### What is expected
Reproduce the data exactly.

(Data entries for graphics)
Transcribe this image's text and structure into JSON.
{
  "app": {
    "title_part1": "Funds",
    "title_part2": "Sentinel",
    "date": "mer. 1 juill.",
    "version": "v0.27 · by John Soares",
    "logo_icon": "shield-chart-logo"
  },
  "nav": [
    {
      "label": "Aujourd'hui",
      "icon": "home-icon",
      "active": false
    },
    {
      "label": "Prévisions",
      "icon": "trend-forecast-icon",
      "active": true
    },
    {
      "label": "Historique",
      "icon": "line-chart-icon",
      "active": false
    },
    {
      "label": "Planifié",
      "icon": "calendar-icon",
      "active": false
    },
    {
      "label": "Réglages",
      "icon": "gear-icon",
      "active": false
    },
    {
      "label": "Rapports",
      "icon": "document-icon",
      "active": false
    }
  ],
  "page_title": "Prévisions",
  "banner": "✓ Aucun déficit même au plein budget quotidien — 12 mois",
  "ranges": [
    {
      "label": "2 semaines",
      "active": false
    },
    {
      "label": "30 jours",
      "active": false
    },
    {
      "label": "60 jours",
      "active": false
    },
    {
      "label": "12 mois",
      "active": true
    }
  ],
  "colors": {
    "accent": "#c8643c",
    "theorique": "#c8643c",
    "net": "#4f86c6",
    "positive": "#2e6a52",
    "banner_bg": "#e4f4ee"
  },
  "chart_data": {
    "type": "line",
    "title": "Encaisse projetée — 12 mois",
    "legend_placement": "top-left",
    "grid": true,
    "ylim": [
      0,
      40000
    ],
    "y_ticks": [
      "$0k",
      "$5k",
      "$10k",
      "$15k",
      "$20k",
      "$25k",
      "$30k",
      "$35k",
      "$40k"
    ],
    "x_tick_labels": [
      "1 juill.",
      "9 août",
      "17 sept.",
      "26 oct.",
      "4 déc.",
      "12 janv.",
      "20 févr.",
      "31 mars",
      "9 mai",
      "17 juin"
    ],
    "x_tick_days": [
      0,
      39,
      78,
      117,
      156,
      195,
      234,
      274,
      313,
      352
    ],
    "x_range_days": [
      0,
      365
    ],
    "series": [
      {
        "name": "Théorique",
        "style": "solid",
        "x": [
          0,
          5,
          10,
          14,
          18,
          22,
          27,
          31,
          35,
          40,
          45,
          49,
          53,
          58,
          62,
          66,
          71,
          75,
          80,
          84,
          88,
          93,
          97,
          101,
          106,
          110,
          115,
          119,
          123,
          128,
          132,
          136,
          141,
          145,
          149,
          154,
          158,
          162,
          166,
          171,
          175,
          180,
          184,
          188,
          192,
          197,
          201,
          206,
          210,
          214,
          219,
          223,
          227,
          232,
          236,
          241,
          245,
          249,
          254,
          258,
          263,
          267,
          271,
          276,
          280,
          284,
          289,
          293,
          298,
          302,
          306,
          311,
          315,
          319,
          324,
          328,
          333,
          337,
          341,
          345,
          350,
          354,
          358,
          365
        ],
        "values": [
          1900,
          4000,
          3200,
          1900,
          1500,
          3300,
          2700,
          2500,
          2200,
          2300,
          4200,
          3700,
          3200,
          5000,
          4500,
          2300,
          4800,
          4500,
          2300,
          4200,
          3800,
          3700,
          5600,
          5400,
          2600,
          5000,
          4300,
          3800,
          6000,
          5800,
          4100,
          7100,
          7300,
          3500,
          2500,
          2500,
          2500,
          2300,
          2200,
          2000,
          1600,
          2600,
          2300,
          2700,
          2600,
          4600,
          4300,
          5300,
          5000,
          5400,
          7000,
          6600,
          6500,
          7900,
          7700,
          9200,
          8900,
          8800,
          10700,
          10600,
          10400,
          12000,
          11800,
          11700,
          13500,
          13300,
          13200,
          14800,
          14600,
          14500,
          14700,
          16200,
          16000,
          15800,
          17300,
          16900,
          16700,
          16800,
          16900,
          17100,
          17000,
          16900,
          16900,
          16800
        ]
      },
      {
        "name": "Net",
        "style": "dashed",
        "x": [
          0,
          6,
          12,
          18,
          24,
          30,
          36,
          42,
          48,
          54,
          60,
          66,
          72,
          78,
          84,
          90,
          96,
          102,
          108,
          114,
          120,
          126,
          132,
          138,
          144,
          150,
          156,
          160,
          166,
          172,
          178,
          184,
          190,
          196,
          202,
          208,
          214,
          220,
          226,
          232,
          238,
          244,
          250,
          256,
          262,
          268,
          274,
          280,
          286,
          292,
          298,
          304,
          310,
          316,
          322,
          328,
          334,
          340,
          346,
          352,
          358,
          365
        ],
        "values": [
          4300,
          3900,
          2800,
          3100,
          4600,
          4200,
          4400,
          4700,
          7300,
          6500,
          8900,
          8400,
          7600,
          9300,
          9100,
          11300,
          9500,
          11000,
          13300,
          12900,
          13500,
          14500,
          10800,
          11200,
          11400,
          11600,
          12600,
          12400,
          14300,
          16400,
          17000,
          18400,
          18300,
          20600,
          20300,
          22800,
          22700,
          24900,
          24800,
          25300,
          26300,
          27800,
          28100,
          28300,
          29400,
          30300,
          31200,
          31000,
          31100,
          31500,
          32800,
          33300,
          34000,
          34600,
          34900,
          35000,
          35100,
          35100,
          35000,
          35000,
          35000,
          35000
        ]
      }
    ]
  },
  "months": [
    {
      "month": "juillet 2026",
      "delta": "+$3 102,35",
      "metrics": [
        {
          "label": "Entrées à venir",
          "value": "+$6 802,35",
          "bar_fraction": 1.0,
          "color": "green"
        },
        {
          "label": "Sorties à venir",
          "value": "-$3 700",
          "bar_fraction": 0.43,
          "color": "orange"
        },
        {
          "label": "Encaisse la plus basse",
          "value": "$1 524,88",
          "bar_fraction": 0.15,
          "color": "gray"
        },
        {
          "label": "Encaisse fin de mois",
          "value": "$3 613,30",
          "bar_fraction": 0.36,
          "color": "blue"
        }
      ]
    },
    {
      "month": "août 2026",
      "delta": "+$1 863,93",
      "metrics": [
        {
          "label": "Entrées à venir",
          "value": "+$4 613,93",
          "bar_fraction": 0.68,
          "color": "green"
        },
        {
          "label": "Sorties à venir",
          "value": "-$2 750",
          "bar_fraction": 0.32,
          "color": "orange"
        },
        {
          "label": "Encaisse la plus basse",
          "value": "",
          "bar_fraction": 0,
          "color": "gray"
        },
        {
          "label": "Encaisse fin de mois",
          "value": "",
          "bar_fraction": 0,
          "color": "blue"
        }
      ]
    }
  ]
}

### Complete response
Transcribe this image's text and structure into JSON.
{
  "app": {
    "title_part1": "Funds",
    "title_part2": "Sentinel",
    "date": "mer. 1 juill.",
    "version": "v0.27 · by John Soares",
    "logo_icon": "shield-chart-logo"
  },
  "nav": [
    {
      "label": "Aujourd'hui",
      "icon": "home-icon",
      "active": false
    },
    {
      "label": "Prévisions",
      "icon": "trend-forecast-icon",
      "active": true
    },
    {
      "label": "Historique",
      "icon": "line-chart-icon",
      "active": false
    },
    {
      "label": "Planifié",
      "icon": "calendar-icon",
      "active": false
    },
    {
      "label": "Réglages",
      "icon": "gear-icon",
      "active": false
    },
    {
      "label": "Rapports",
      "icon": "document-icon",
      "active": false
    }
  ],
  "page_title": "Prévisions",
  "banner": "✓ Aucun déficit même au plein budget quotidien — 12 mois",
  "ranges": [
    {
      "label": "2 semaines",
      "active": false
    },
    {
      "label": "30 jours",
      "active": false
    },
    {
      "label": "60 jours",
      "active": false
    },
    {
      "label": "12 mois",
      "active": true
    }
  ],
  "colors": {
    "accent": "#c8643c",
    "theorique": "#c8643c",
    "net": "#4f86c6",
    "positive": "#2e6a52",
    "banner_bg": "#e4f4ee"
  },
  "chart_data": {
    "type": "line",
    "title": "Encaisse projetée — 12 mois",
    "legend_placement": "top-left",
    "grid": true,
    "ylim": [
      0,
      40000
    ],
    "y_ticks": [
      "$0k",
      "$5k",
      "$10k",
      "$15k",
      "$20k",
      "$25k",
      "$30k",
      "$35k",
      "$40k"
    ],
    "x_tick_labels": [
      "1 juill.",
      "9 août",
      "17 sept.",
      "26 oct.",
      "4 déc.",
      "12 janv.",
      "20 févr.",
      "31 mars",
      "9 mai",
      "17 juin"
    ],
    "x_tick_days": [
      0,
      39,
      78,
      117,
      156,
      195,
      234,
      274,
      313,
      352
    ],
    "x_range_days": [
      0,
      365
    ],
    "series": [
      {
        "name": "Théorique",
        "style": "solid",
        "x": [
          0,
          5,
          10,
          14,
          18,
          22,
          27,
          31,
          35,
          40,
          45,
          49,
          53,
          58,
          62,
          66,
          71,
          75,
          80,
          84,
          88,
          93,
          97,
          101,
          106,
          110,
          115,
          119,
          123,
          128,
          132,
          136,
          141,
          145,
          149,
          154,
          158,
          162,
          166,
          171,
          175,
          180,
          184,
          188,
          192,
          197,
          201,
          206,
          210,
          214,
          219,
          223,
          227,
          232,
          236,
          241,
          245,
          249,
          254,
          258,
          263,
          267,
          271,
          276,
          280,
          284,
          289,
          293,
          298,
          302,
          306,
          311,
          315,
          319,
          324,
          328,
          333,
          337,
          341,
          345,
          350,
          354,
          358,
          365
        ],
        "values": [
          1900,
          4000,
          3200,
          1900,
          1500,
          3300,
          2700,
          2500,
          2200,
          2300,
          4200,
          3700,
          3200,
          5000,
          4500,
          2300,
          4800,
          4500,
          2300,
          4200,
          3800,
          3700,
          5600,
          5400,
          2600,
          5000,
          4300,
          3800,
          6000,
          5800,
          4100,
          7100,
          7300,
          3500,
          2500,
          2500,
          2500,
          2300,
          2200,
          2000,
          1600,
          2600,
          2300,
          2700,
          2600,
          4600,
          4300,
          5300,
          5000,
          5400,
          7000,
          6600,
          6500,
          7900,
          7700,
          9200,
          8900,
          8800,
          10700,
          10600,
          10400,
          12000,
          11800,
          11700,
          13500,
          13300,
          13200,
          14800,
          14600,
          14500,
          14700,
          16200,
          16000,
          15800,
          17300,
          16900,
          16700,
          16800,
          16900,
          17100,
          17000,
          16900,
          16900,
          16800
        ]
      },
      {
        "name": "Net",
        "style": "dashed",
        "x": [
          0,
          6,
          12,
          18,
          24,
          30,
          36,
          42,
          48,
          54,
          60,
          66,
          72,
          78,
          84,
          90,
          96,
          102,
          108,
          114,
          120,
          126,
          132,
          138,
          144,
          150,
          156,
          160,
          166,
          172,
          178,
          184,
          190,
          196,
          202,
          208,
          214,
          220,
          226,
          232,
          238,
          244,
          250,
          256,
          262,
          268,
          274,
          280,
          286,
          292,
          298,
          304,
          310,
          316,
          322,
          328,
          334,
          340,
          346,
          352,
          358,
          365
        ],
        "values": [
          4300,
          3900,
          2800,
          3100,
          4600,
          4200,
          4400,
          4700,
          7300,
          6500,
          8900,
          8400,
          7600,
          9300,
          9100,
          11300,
          9500,
          11000,
          13300,
          12900,
          13500,
          14500,
          10800,
          11200,
          11400,
          11600,
          12600,
          12400,
          14300,
          16400,
          17000,
          18400,
          18300,
          20600,
          20300,
          22800,
          22700,
          24900,
          24800,
          25300,
          26300,
          27800,
          28100,
          28300,
          29400,
          30300,
          31200,
          31000,
          31100,
          31500,
          32800,
          33300,
          34000,
          34600,
          34900,
          35000,
          35100,
          35100,
          35000,
          35000,
          35000,
          35000
        ]
      }
    ]
  },
  "months": [
    {
      "month": "juillet 2026",
      "delta": "+$3 102,35",
      "metrics": [
        {
          "label": "Entrées à venir",
          "value": "+$6 802,35",
          "bar_fraction": 1.0,
          "color": "green"
        },
        {
          "label": "Sorties à venir",
          "value": "-$3 700",
          "bar_fraction": 0.43,
          "color": "orange"
        },
        {
          "label": "Encaisse la plus basse",
          "value": "$1 524,88",
          "bar_fraction": 0.15,
          "color": "gray"
        },
        {
          "label": "Encaisse fin de mois",
          "value": "$3 613,30",
          "bar_fraction": 0.36,
          "color": "blue"
        }
      ]
    },
    {
      "month": "août 2026",
      "delta": "+$1 863,93",
      "metrics": [
        {
          "label": "Entrées à venir",
          "value": "+$4 613,93",
          "bar_fraction": 0.68,
          "color": "green"
        },
        {
          "label": "Sorties à venir",
          "value": "-$2 750",
          "bar_fraction": 0.32,
          "color": "orange"
        },
        {
          "label": "Encaisse la plus basse",
          "value": "",
          "bar_fraction": 0,
          "color": "gray"
        },
        {
          "label": "Encaisse fin de mois",
          "value": "",
          "bar_fraction": 0,
          "color": "blue"
        }
      ]
    }
  ]
}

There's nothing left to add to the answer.